The input »
+===+

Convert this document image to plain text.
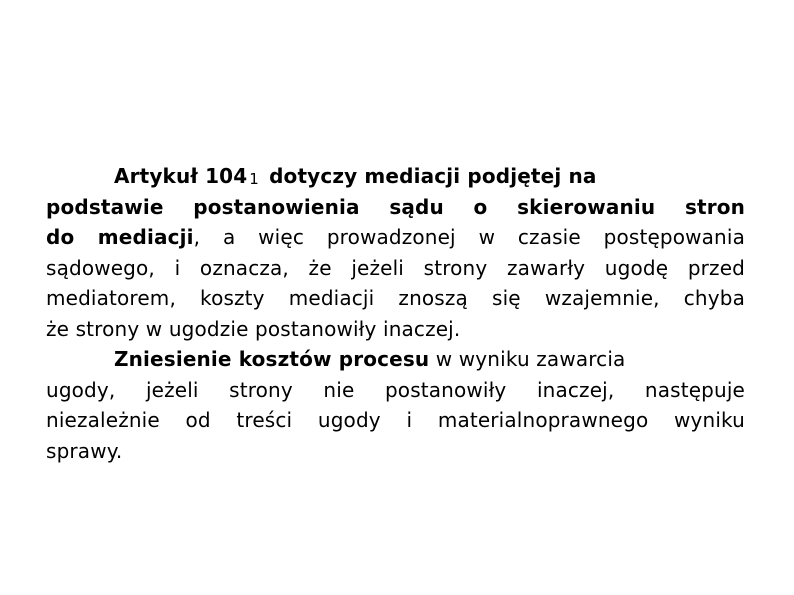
Artykuł 104 1 dotyczy mediacji podjętej na
podstawie postanowienia sądu o skierowaniu stron
do mediacji, a więc prowadzonej w czasie postępowania
sądowego, i oznacza, że jeżeli strony zawarły ugodę przed
mediatorem, koszty mediacji znoszą się wzajemnie, chyba
że strony w ugodzie postanowiły inaczej.
Zniesienie kosztów procesu w wyniku zawarcia
ugody, jeżeli strony nie postanowiły inaczej, następuje
niezależnie od treści ugody i materialnoprawnego wyniku
sprawy.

+===+

Brief »
Transcribe the listing in full and omit the pictures.

Reply »
Convert this document image to plain text.
Artykuł 104 1 dotyczy mediacji podjętej na
podstawie postanowienia sądu o skierowaniu stron
do mediacji, a więc prowadzonej w czasie postępowania
sądowego, i oznacza, że jeżeli strony zawarły ugodę przed
mediatorem, koszty mediacji znoszą się wzajemnie, chyba
że strony w ugodzie postanowiły inaczej.
Zniesienie kosztów procesu w wyniku zawarcia
ugody, jeżeli strony nie postanowiły inaczej, następuje
niezależnie od treści ugody i materialnoprawnego wyniku
sprawy.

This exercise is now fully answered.